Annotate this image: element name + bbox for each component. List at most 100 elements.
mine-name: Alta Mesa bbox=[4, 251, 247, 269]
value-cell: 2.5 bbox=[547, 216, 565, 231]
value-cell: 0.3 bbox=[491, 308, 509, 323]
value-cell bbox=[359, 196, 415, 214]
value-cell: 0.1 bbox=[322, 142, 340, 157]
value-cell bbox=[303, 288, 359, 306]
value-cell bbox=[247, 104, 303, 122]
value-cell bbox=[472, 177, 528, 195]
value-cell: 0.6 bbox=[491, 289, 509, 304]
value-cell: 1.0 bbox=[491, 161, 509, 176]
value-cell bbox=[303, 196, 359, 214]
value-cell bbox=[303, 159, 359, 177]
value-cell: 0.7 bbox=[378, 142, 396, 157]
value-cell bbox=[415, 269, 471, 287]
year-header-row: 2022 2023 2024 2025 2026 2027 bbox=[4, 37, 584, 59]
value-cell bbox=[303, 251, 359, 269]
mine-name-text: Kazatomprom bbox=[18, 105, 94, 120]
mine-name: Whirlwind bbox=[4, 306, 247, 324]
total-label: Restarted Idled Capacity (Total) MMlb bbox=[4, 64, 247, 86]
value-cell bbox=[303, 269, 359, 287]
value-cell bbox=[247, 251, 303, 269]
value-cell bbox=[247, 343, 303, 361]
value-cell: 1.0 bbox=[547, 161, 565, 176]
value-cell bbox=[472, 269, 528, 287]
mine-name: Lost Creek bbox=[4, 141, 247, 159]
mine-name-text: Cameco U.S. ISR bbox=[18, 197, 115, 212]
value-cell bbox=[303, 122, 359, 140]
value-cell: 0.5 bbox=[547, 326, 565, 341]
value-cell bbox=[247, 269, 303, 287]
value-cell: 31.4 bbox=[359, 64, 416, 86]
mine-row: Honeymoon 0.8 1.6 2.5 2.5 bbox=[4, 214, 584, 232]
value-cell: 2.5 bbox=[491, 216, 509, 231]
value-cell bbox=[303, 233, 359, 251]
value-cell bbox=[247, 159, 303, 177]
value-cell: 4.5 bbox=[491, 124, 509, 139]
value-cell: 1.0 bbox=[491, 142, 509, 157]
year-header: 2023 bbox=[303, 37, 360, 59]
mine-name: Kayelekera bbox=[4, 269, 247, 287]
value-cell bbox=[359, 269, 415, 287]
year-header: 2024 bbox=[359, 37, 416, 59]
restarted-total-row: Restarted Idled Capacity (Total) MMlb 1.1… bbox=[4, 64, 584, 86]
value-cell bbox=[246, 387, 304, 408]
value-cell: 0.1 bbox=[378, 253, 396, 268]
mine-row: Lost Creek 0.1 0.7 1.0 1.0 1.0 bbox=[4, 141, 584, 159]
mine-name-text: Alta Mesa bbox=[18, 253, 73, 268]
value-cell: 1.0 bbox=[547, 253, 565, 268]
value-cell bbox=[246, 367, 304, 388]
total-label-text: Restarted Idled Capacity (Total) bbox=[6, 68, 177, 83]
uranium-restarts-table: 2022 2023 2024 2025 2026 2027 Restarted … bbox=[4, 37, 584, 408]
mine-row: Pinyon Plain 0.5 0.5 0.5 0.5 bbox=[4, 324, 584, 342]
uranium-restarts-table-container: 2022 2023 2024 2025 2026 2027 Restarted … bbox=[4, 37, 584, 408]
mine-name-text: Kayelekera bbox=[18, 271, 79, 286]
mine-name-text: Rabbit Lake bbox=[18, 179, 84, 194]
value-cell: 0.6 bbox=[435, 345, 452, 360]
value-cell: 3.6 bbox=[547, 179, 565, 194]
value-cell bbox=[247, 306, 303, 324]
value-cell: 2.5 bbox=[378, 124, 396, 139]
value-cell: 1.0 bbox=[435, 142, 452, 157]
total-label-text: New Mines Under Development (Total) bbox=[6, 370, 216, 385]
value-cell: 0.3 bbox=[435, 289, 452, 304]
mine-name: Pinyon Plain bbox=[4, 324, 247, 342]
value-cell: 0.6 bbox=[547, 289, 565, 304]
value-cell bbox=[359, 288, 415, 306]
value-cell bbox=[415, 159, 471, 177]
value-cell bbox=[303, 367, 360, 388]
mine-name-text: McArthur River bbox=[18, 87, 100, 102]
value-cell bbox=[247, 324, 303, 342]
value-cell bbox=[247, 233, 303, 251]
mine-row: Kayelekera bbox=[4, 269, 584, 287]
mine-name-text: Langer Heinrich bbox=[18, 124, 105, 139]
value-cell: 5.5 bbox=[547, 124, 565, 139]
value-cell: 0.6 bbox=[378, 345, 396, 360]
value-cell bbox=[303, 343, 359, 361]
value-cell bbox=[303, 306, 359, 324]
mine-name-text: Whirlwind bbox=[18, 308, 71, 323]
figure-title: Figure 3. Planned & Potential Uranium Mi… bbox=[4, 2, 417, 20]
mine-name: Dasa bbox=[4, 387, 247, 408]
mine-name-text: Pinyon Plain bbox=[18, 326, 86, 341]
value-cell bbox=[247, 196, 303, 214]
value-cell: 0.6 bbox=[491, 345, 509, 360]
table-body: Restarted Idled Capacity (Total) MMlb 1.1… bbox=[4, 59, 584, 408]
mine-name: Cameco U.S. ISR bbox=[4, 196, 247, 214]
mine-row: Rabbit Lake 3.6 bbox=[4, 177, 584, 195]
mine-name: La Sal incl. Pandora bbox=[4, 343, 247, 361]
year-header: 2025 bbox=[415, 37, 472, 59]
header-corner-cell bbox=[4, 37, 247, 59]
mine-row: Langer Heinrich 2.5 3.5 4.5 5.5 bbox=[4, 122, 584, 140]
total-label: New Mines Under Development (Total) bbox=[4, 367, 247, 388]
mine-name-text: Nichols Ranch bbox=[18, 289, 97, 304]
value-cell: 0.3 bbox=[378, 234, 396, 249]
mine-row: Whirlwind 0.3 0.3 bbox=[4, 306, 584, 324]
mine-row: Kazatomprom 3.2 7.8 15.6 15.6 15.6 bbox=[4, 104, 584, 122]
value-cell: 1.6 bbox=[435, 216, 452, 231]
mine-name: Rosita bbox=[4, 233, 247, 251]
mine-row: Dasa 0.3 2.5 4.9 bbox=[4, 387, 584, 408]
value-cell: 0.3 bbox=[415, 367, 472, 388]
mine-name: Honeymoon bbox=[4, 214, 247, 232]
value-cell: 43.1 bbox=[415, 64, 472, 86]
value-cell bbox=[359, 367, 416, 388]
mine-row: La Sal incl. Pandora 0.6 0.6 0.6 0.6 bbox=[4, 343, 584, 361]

____

Stated exercise: Copy the rows above line for line, with no changes.

Answer in full:
Annotate this image: element name + bbox for each component. List at most 100 elements.
mine-name: Alta Mesa bbox=[4, 251, 247, 269]
value-cell: 2.5 bbox=[547, 216, 565, 231]
value-cell: 0.3 bbox=[491, 308, 509, 323]
value-cell bbox=[359, 196, 415, 214]
value-cell: 0.1 bbox=[322, 142, 340, 157]
value-cell bbox=[303, 288, 359, 306]
value-cell bbox=[247, 104, 303, 122]
value-cell bbox=[472, 177, 528, 195]
value-cell: 0.6 bbox=[491, 289, 509, 304]
value-cell: 1.0 bbox=[491, 161, 509, 176]
value-cell bbox=[303, 196, 359, 214]
value-cell bbox=[303, 159, 359, 177]
value-cell: 0.7 bbox=[378, 142, 396, 157]
value-cell bbox=[415, 269, 471, 287]
year-header-row: 2022 2023 2024 2025 2026 2027 bbox=[4, 37, 584, 59]
value-cell bbox=[303, 251, 359, 269]
mine-name-text: Kazatomprom bbox=[18, 105, 94, 120]
mine-name: Whirlwind bbox=[4, 306, 247, 324]
total-label: Restarted Idled Capacity (Total) MMlb bbox=[4, 64, 247, 86]
value-cell bbox=[303, 269, 359, 287]
value-cell bbox=[247, 251, 303, 269]
value-cell bbox=[247, 343, 303, 361]
value-cell: 1.0 bbox=[547, 161, 565, 176]
value-cell bbox=[472, 269, 528, 287]
mine-name: Lost Creek bbox=[4, 141, 247, 159]
mine-name-text: Cameco U.S. ISR bbox=[18, 197, 115, 212]
value-cell bbox=[303, 122, 359, 140]
value-cell: 0.5 bbox=[547, 326, 565, 341]
value-cell bbox=[247, 269, 303, 287]
value-cell: 31.4 bbox=[359, 64, 416, 86]
mine-row: Honeymoon 0.8 1.6 2.5 2.5 bbox=[4, 214, 584, 232]
value-cell: 2.5 bbox=[491, 216, 509, 231]
value-cell bbox=[303, 233, 359, 251]
value-cell bbox=[247, 159, 303, 177]
value-cell: 4.5 bbox=[491, 124, 509, 139]
value-cell: 1.0 bbox=[491, 142, 509, 157]
year-header: 2023 bbox=[303, 37, 360, 59]
mine-name: Kayelekera bbox=[4, 269, 247, 287]
value-cell bbox=[359, 269, 415, 287]
year-header: 2024 bbox=[359, 37, 416, 59]
restarted-total-row: Restarted Idled Capacity (Total) MMlb 1.1… bbox=[4, 64, 584, 86]
value-cell bbox=[246, 387, 304, 408]
value-cell: 0.1 bbox=[378, 253, 396, 268]
mine-row: Lost Creek 0.1 0.7 1.0 1.0 1.0 bbox=[4, 141, 584, 159]
mine-name-text: Alta Mesa bbox=[18, 253, 73, 268]
value-cell: 1.0 bbox=[547, 253, 565, 268]
value-cell bbox=[246, 367, 304, 388]
total-label-text: Restarted Idled Capacity (Total) bbox=[6, 68, 177, 83]
uranium-restarts-table: 2022 2023 2024 2025 2026 2027 Restarted … bbox=[4, 37, 584, 408]
mine-row: Pinyon Plain 0.5 0.5 0.5 0.5 bbox=[4, 324, 584, 342]
uranium-restarts-table-container: 2022 2023 2024 2025 2026 2027 Restarted … bbox=[4, 37, 584, 408]
mine-name-text: Kayelekera bbox=[18, 271, 79, 286]
mine-name-text: Rabbit Lake bbox=[18, 179, 84, 194]
value-cell: 0.6 bbox=[435, 345, 452, 360]
value-cell: 3.6 bbox=[547, 179, 565, 194]
value-cell bbox=[247, 306, 303, 324]
value-cell: 2.5 bbox=[378, 124, 396, 139]
value-cell: 1.0 bbox=[435, 142, 452, 157]
total-label-text: New Mines Under Development (Total) bbox=[6, 370, 216, 385]
value-cell: 0.3 bbox=[435, 289, 452, 304]
mine-name: Pinyon Plain bbox=[4, 324, 247, 342]
value-cell: 0.6 bbox=[547, 289, 565, 304]
value-cell bbox=[359, 288, 415, 306]
value-cell bbox=[415, 159, 471, 177]
value-cell bbox=[303, 367, 360, 388]
mine-name-text: McArthur River bbox=[18, 87, 100, 102]
value-cell bbox=[247, 324, 303, 342]
value-cell bbox=[247, 233, 303, 251]
mine-row: Kayelekera bbox=[4, 269, 584, 287]
mine-name-text: Langer Heinrich bbox=[18, 124, 105, 139]
value-cell: 5.5 bbox=[547, 124, 565, 139]
value-cell: 0.6 bbox=[378, 345, 396, 360]
value-cell bbox=[303, 343, 359, 361]
value-cell bbox=[303, 306, 359, 324]
mine-name-text: Whirlwind bbox=[18, 308, 71, 323]
figure-title: Figure 3. Planned & Potential Uranium Mi… bbox=[4, 2, 417, 20]
mine-name: Dasa bbox=[4, 387, 247, 408]
mine-name-text: Pinyon Plain bbox=[18, 326, 86, 341]
value-cell bbox=[247, 196, 303, 214]
value-cell: 0.6 bbox=[491, 345, 509, 360]
table-body: Restarted Idled Capacity (Total) MMlb 1.1… bbox=[4, 59, 584, 408]
mine-name: Cameco U.S. ISR bbox=[4, 196, 247, 214]
mine-row: Rabbit Lake 3.6 bbox=[4, 177, 584, 195]
mine-name: La Sal incl. Pandora bbox=[4, 343, 247, 361]
year-header: 2025 bbox=[415, 37, 472, 59]
header-corner-cell bbox=[4, 37, 247, 59]
mine-row: Langer Heinrich 2.5 3.5 4.5 5.5 bbox=[4, 122, 584, 140]
total-label: New Mines Under Development (Total) bbox=[4, 367, 247, 388]
mine-name-text: Nichols Ranch bbox=[18, 289, 97, 304]
value-cell: 0.3 bbox=[378, 234, 396, 249]
mine-row: Whirlwind 0.3 0.3 bbox=[4, 306, 584, 324]
mine-row: Kazatomprom 3.2 7.8 15.6 15.6 15.6 bbox=[4, 104, 584, 122]
value-cell: 1.6 bbox=[435, 216, 452, 231]
mine-name: Rosita bbox=[4, 233, 247, 251]
mine-row: Dasa 0.3 2.5 4.9 bbox=[4, 387, 584, 408]
value-cell: 0.3 bbox=[415, 367, 472, 388]
mine-name: Honeymoon bbox=[4, 214, 247, 232]
value-cell: 43.1 bbox=[415, 64, 472, 86]
value-cell bbox=[359, 367, 416, 388]
mine-row: La Sal incl. Pandora 0.6 0.6 0.6 0.6 bbox=[4, 343, 584, 361]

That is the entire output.